Set task:
Reproduce every entry exactly as shown.
## Start
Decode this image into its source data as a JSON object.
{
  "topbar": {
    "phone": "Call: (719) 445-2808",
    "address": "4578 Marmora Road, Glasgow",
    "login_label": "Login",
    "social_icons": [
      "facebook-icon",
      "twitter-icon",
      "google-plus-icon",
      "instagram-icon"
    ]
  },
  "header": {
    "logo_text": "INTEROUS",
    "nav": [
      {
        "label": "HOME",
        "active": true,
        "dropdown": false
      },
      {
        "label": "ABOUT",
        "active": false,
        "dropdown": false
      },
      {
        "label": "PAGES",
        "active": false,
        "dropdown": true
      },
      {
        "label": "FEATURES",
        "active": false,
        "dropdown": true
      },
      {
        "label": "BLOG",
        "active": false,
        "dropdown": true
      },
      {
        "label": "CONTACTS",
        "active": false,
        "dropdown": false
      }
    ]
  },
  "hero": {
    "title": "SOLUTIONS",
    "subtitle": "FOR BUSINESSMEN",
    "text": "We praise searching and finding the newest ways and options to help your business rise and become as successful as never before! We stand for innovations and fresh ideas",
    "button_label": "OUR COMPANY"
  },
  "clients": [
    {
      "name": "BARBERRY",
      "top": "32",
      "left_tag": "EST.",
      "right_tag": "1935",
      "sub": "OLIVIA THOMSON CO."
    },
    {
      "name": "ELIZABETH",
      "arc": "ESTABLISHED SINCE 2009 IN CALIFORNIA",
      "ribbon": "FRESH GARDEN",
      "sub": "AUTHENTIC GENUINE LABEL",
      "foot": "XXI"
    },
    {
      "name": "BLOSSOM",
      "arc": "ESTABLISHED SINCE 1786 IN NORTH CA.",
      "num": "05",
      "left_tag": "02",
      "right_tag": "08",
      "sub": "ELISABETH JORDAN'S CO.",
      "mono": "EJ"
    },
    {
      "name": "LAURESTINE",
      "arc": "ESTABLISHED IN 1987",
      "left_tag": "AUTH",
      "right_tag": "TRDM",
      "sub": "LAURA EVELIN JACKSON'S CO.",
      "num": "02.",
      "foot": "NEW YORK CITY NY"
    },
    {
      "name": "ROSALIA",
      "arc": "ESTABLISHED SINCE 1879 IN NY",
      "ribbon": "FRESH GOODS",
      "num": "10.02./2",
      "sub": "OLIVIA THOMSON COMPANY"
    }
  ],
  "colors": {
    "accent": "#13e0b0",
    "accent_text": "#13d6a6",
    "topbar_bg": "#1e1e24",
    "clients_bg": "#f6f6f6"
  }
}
## End
Task output:
Decode this image into its source data as a JSON object.
{
  "topbar": {
    "phone": "Call: (719) 445-2808",
    "address": "4578 Marmora Road, Glasgow",
    "login_label": "Login",
    "social_icons": [
      "facebook-icon",
      "twitter-icon",
      "google-plus-icon",
      "instagram-icon"
    ]
  },
  "header": {
    "logo_text": "INTEROUS",
    "nav": [
      {
        "label": "HOME",
        "active": true,
        "dropdown": false
      },
      {
        "label": "ABOUT",
        "active": false,
        "dropdown": false
      },
      {
        "label": "PAGES",
        "active": false,
        "dropdown": true
      },
      {
        "label": "FEATURES",
        "active": false,
        "dropdown": true
      },
      {
        "label": "BLOG",
        "active": false,
        "dropdown": true
      },
      {
        "label": "CONTACTS",
        "active": false,
        "dropdown": false
      }
    ]
  },
  "hero": {
    "title": "SOLUTIONS",
    "subtitle": "FOR BUSINESSMEN",
    "text": "We praise searching and finding the newest ways and options to help your business rise and become as successful as never before! We stand for innovations and fresh ideas",
    "button_label": "OUR COMPANY"
  },
  "clients": [
    {
      "name": "BARBERRY",
      "top": "32",
      "left_tag": "EST.",
      "right_tag": "1935",
      "sub": "OLIVIA THOMSON CO."
    },
    {
      "name": "ELIZABETH",
      "arc": "ESTABLISHED SINCE 2009 IN CALIFORNIA",
      "ribbon": "FRESH GARDEN",
      "sub": "AUTHENTIC GENUINE LABEL",
      "foot": "XXI"
    },
    {
      "name": "BLOSSOM",
      "arc": "ESTABLISHED SINCE 1786 IN NORTH CA.",
      "num": "05",
      "left_tag": "02",
      "right_tag": "08",
      "sub": "ELISABETH JORDAN'S CO.",
      "mono": "EJ"
    },
    {
      "name": "LAURESTINE",
      "arc": "ESTABLISHED IN 1987",
      "left_tag": "AUTH",
      "right_tag": "TRDM",
      "sub": "LAURA EVELIN JACKSON'S CO.",
      "num": "02.",
      "foot": "NEW YORK CITY NY"
    },
    {
      "name": "ROSALIA",
      "arc": "ESTABLISHED SINCE 1879 IN NY",
      "ribbon": "FRESH GOODS",
      "num": "10.02./2",
      "sub": "OLIVIA THOMSON COMPANY"
    }
  ],
  "colors": {
    "accent": "#13e0b0",
    "accent_text": "#13d6a6",
    "topbar_bg": "#1e1e24",
    "clients_bg": "#f6f6f6"
  }
}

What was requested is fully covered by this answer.